> What you have to do
Repeat the listing in full. Nothing may be added or left out.

[Dataset items]
########

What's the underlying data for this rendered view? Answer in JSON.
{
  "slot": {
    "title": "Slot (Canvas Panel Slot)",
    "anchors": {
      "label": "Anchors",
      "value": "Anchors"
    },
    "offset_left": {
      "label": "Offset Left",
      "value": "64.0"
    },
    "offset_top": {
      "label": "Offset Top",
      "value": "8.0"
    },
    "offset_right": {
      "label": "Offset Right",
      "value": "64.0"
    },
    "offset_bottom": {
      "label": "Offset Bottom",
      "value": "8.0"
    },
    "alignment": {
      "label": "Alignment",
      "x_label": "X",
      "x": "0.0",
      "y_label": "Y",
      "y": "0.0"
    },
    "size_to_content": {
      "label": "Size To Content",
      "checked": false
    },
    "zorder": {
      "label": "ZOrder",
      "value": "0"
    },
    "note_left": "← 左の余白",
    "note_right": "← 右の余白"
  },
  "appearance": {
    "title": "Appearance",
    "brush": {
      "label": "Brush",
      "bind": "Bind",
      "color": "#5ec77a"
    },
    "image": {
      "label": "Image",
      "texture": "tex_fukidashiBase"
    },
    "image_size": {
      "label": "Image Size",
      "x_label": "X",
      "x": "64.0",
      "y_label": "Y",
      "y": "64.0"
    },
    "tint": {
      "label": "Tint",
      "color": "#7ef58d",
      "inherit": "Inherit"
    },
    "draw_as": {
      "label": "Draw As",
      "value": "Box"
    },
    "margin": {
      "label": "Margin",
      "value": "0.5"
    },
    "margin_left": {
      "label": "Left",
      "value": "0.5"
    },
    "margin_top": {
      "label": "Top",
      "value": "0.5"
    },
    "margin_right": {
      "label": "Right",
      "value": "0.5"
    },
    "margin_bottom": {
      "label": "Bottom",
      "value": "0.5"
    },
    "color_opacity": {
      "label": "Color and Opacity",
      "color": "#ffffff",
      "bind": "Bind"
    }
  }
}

########

> Result of the task
What's the underlying data for this rendered view? Answer in JSON.
{
  "slot": {
    "title": "Slot (Canvas Panel Slot)",
    "anchors": {
      "label": "Anchors",
      "value": "Anchors"
    },
    "offset_left": {
      "label": "Offset Left",
      "value": "64.0"
    },
    "offset_top": {
      "label": "Offset Top",
      "value": "8.0"
    },
    "offset_right": {
      "label": "Offset Right",
      "value": "64.0"
    },
    "offset_bottom": {
      "label": "Offset Bottom",
      "value": "8.0"
    },
    "alignment": {
      "label": "Alignment",
      "x_label": "X",
      "x": "0.0",
      "y_label": "Y",
      "y": "0.0"
    },
    "size_to_content": {
      "label": "Size To Content",
      "checked": false
    },
    "zorder": {
      "label": "ZOrder",
      "value": "0"
    },
    "note_left": "← 左の余白",
    "note_right": "← 右の余白"
  },
  "appearance": {
    "title": "Appearance",
    "brush": {
      "label": "Brush",
      "bind": "Bind",
      "color": "#5ec77a"
    },
    "image": {
      "label": "Image",
      "texture": "tex_fukidashiBase"
    },
    "image_size": {
      "label": "Image Size",
      "x_label": "X",
      "x": "64.0",
      "y_label": "Y",
      "y": "64.0"
    },
    "tint": {
      "label": "Tint",
      "color": "#7ef58d",
      "inherit": "Inherit"
    },
    "draw_as": {
      "label": "Draw As",
      "value": "Box"
    },
    "margin": {
      "label": "Margin",
      "value": "0.5"
    },
    "margin_left": {
      "label": "Left",
      "value": "0.5"
    },
    "margin_top": {
      "label": "Top",
      "value": "0.5"
    },
    "margin_right": {
      "label": "Right",
      "value": "0.5"
    },
    "margin_bottom": {
      "label": "Bottom",
      "value": "0.5"
    },
    "color_opacity": {
      "label": "Color and Opacity",
      "color": "#ffffff",
      "bind": "Bind"
    }
  }
}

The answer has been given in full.